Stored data

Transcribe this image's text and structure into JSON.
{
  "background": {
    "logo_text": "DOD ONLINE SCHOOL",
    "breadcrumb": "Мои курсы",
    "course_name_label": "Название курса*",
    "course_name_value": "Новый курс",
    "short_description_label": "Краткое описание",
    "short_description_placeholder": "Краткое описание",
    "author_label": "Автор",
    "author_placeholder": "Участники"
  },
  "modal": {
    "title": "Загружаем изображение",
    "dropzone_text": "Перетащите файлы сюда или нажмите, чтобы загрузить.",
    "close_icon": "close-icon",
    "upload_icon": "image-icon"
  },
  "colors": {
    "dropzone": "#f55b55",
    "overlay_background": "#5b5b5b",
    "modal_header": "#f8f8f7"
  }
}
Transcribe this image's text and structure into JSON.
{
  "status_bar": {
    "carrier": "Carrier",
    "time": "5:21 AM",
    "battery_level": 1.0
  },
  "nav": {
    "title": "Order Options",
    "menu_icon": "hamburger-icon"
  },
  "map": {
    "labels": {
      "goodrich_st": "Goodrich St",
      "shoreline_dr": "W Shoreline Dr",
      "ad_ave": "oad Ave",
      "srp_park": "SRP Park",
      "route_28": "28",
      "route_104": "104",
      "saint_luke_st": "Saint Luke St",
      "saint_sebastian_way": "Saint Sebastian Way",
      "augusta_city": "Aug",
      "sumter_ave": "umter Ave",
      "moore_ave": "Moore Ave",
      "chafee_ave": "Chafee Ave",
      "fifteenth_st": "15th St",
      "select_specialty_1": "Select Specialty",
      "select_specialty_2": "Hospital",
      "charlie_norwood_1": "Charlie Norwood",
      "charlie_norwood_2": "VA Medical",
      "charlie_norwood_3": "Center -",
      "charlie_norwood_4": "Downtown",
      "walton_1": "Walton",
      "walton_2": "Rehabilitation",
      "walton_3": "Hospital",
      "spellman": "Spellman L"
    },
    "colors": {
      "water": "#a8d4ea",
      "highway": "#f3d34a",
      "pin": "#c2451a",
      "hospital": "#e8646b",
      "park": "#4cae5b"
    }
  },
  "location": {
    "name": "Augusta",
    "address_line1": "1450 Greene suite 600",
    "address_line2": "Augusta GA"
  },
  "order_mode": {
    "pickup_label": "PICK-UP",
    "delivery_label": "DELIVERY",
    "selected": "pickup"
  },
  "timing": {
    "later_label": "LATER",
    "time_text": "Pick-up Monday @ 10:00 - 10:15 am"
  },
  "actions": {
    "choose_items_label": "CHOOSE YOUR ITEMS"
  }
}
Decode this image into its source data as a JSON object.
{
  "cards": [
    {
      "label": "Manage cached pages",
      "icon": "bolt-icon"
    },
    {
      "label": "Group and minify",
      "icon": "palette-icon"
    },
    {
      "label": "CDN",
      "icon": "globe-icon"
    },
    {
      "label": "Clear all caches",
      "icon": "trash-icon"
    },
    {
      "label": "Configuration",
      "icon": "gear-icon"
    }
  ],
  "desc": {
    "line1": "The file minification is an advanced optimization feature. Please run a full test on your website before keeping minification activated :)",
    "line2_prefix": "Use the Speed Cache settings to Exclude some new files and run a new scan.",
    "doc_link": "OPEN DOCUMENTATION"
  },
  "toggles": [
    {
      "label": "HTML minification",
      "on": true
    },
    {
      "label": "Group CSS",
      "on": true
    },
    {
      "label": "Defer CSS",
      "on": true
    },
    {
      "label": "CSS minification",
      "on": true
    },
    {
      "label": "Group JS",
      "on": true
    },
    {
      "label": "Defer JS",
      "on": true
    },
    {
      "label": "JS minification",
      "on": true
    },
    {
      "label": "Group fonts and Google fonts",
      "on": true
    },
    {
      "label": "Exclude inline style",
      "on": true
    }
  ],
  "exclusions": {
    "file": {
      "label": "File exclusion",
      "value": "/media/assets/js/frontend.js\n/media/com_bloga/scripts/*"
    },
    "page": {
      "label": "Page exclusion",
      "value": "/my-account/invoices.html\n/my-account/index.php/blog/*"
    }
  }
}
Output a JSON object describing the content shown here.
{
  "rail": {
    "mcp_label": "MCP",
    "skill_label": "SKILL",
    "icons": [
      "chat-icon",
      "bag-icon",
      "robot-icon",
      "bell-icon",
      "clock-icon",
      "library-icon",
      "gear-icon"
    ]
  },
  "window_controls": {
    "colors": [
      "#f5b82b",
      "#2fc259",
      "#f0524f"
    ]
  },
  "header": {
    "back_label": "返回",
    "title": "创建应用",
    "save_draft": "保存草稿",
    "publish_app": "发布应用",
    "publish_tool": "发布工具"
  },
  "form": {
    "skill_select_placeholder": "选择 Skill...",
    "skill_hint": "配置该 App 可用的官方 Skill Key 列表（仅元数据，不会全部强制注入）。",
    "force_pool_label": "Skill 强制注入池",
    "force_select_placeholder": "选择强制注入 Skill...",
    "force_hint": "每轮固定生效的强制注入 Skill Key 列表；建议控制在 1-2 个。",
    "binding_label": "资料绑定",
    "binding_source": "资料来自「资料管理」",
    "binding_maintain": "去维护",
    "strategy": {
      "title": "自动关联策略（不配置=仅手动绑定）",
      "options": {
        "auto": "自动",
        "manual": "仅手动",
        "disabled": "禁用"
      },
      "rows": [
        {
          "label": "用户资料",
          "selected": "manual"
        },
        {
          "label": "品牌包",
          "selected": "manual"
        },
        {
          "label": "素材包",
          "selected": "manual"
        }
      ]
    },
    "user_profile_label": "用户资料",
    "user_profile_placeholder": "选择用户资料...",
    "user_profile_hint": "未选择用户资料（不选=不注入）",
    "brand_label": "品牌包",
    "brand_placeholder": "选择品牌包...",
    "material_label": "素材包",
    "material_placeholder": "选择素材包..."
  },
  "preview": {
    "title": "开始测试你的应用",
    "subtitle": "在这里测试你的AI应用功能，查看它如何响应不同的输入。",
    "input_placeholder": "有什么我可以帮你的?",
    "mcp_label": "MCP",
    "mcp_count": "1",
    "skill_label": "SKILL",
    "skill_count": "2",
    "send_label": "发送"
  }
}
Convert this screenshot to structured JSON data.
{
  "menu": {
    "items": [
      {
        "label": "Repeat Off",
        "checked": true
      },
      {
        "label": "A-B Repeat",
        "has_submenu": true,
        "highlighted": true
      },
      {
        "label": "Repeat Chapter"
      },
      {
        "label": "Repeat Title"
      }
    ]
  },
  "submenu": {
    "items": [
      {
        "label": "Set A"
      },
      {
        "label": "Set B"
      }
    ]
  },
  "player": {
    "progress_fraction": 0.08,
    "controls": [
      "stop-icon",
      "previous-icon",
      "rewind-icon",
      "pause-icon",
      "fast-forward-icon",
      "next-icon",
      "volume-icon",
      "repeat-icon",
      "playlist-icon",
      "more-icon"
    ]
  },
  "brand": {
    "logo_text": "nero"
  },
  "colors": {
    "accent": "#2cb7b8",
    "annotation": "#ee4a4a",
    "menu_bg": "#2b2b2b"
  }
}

SET TASK >> Copy each record from above without leaving any out.

ANSWER TO THE TASK >>
Transcribe this image's text and structure into JSON.
{
  "background": {
    "logo_text": "DOD ONLINE SCHOOL",
    "breadcrumb": "Мои курсы",
    "course_name_label": "Название курса*",
    "course_name_value": "Новый курс",
    "short_description_label": "Краткое описание",
    "short_description_placeholder": "Краткое описание",
    "author_label": "Автор",
    "author_placeholder": "Участники"
  },
  "modal": {
    "title": "Загружаем изображение",
    "dropzone_text": "Перетащите файлы сюда или нажмите, чтобы загрузить.",
    "close_icon": "close-icon",
    "upload_icon": "image-icon"
  },
  "colors": {
    "dropzone": "#f55b55",
    "overlay_background": "#5b5b5b",
    "modal_header": "#f8f8f7"
  }
}
Transcribe this image's text and structure into JSON.
{
  "status_bar": {
    "carrier": "Carrier",
    "time": "5:21 AM",
    "battery_level": 1.0
  },
  "nav": {
    "title": "Order Options",
    "menu_icon": "hamburger-icon"
  },
  "map": {
    "labels": {
      "goodrich_st": "Goodrich St",
      "shoreline_dr": "W Shoreline Dr",
      "ad_ave": "oad Ave",
      "srp_park": "SRP Park",
      "route_28": "28",
      "route_104": "104",
      "saint_luke_st": "Saint Luke St",
      "saint_sebastian_way": "Saint Sebastian Way",
      "augusta_city": "Aug",
      "sumter_ave": "umter Ave",
      "moore_ave": "Moore Ave",
      "chafee_ave": "Chafee Ave",
      "fifteenth_st": "15th St",
      "select_specialty_1": "Select Specialty",
      "select_specialty_2": "Hospital",
      "charlie_norwood_1": "Charlie Norwood",
      "charlie_norwood_2": "VA Medical",
      "charlie_norwood_3": "Center -",
      "charlie_norwood_4": "Downtown",
      "walton_1": "Walton",
      "walton_2": "Rehabilitation",
      "walton_3": "Hospital",
      "spellman": "Spellman L"
    },
    "colors": {
      "water": "#a8d4ea",
      "highway": "#f3d34a",
      "pin": "#c2451a",
      "hospital": "#e8646b",
      "park": "#4cae5b"
    }
  },
  "location": {
    "name": "Augusta",
    "address_line1": "1450 Greene suite 600",
    "address_line2": "Augusta GA"
  },
  "order_mode": {
    "pickup_label": "PICK-UP",
    "delivery_label": "DELIVERY",
    "selected": "pickup"
  },
  "timing": {
    "later_label": "LATER",
    "time_text": "Pick-up Monday @ 10:00 - 10:15 am"
  },
  "actions": {
    "choose_items_label": "CHOOSE YOUR ITEMS"
  }
}
Decode this image into its source data as a JSON object.
{
  "cards": [
    {
      "label": "Manage cached pages",
      "icon": "bolt-icon"
    },
    {
      "label": "Group and minify",
      "icon": "palette-icon"
    },
    {
      "label": "CDN",
      "icon": "globe-icon"
    },
    {
      "label": "Clear all caches",
      "icon": "trash-icon"
    },
    {
      "label": "Configuration",
      "icon": "gear-icon"
    }
  ],
  "desc": {
    "line1": "The file minification is an advanced optimization feature. Please run a full test on your website before keeping minification activated :)",
    "line2_prefix": "Use the Speed Cache settings to Exclude some new files and run a new scan.",
    "doc_link": "OPEN DOCUMENTATION"
  },
  "toggles": [
    {
      "label": "HTML minification",
      "on": true
    },
    {
      "label": "Group CSS",
      "on": true
    },
    {
      "label": "Defer CSS",
      "on": true
    },
    {
      "label": "CSS minification",
      "on": true
    },
    {
      "label": "Group JS",
      "on": true
    },
    {
      "label": "Defer JS",
      "on": true
    },
    {
      "label": "JS minification",
      "on": true
    },
    {
      "label": "Group fonts and Google fonts",
      "on": true
    },
    {
      "label": "Exclude inline style",
      "on": true
    }
  ],
  "exclusions": {
    "file": {
      "label": "File exclusion",
      "value": "/media/assets/js/frontend.js\n/media/com_bloga/scripts/*"
    },
    "page": {
      "label": "Page exclusion",
      "value": "/my-account/invoices.html\n/my-account/index.php/blog/*"
    }
  }
}
Output a JSON object describing the content shown here.
{
  "rail": {
    "mcp_label": "MCP",
    "skill_label": "SKILL",
    "icons": [
      "chat-icon",
      "bag-icon",
      "robot-icon",
      "bell-icon",
      "clock-icon",
      "library-icon",
      "gear-icon"
    ]
  },
  "window_controls": {
    "colors": [
      "#f5b82b",
      "#2fc259",
      "#f0524f"
    ]
  },
  "header": {
    "back_label": "返回",
    "title": "创建应用",
    "save_draft": "保存草稿",
    "publish_app": "发布应用",
    "publish_tool": "发布工具"
  },
  "form": {
    "skill_select_placeholder": "选择 Skill...",
    "skill_hint": "配置该 App 可用的官方 Skill Key 列表（仅元数据，不会全部强制注入）。",
    "force_pool_label": "Skill 强制注入池",
    "force_select_placeholder": "选择强制注入 Skill...",
    "force_hint": "每轮固定生效的强制注入 Skill Key 列表；建议控制在 1-2 个。",
    "binding_label": "资料绑定",
    "binding_source": "资料来自「资料管理」",
    "binding_maintain": "去维护",
    "strategy": {
      "title": "自动关联策略（不配置=仅手动绑定）",
      "options": {
        "auto": "自动",
        "manual": "仅手动",
        "disabled": "禁用"
      },
      "rows": [
        {
          "label": "用户资料",
          "selected": "manual"
        },
        {
          "label": "品牌包",
          "selected": "manual"
        },
        {
          "label": "素材包",
          "selected": "manual"
        }
      ]
    },
    "user_profile_label": "用户资料",
    "user_profile_placeholder": "选择用户资料...",
    "user_profile_hint": "未选择用户资料（不选=不注入）",
    "brand_label": "品牌包",
    "brand_placeholder": "选择品牌包...",
    "material_label": "素材包",
    "material_placeholder": "选择素材包..."
  },
  "preview": {
    "title": "开始测试你的应用",
    "subtitle": "在这里测试你的AI应用功能，查看它如何响应不同的输入。",
    "input_placeholder": "有什么我可以帮你的?",
    "mcp_label": "MCP",
    "mcp_count": "1",
    "skill_label": "SKILL",
    "skill_count": "2",
    "send_label": "发送"
  }
}
Convert this screenshot to structured JSON data.
{
  "menu": {
    "items": [
      {
        "label": "Repeat Off",
        "checked": true
      },
      {
        "label": "A-B Repeat",
        "has_submenu": true,
        "highlighted": true
      },
      {
        "label": "Repeat Chapter"
      },
      {
        "label": "Repeat Title"
      }
    ]
  },
  "submenu": {
    "items": [
      {
        "label": "Set A"
      },
      {
        "label": "Set B"
      }
    ]
  },
  "player": {
    "progress_fraction": 0.08,
    "controls": [
      "stop-icon",
      "previous-icon",
      "rewind-icon",
      "pause-icon",
      "fast-forward-icon",
      "next-icon",
      "volume-icon",
      "repeat-icon",
      "playlist-icon",
      "more-icon"
    ]
  },
  "brand": {
    "logo_text": "nero"
  },
  "colors": {
    "accent": "#2cb7b8",
    "annotation": "#ee4a4a",
    "menu_bg": "#2b2b2b"
  }
}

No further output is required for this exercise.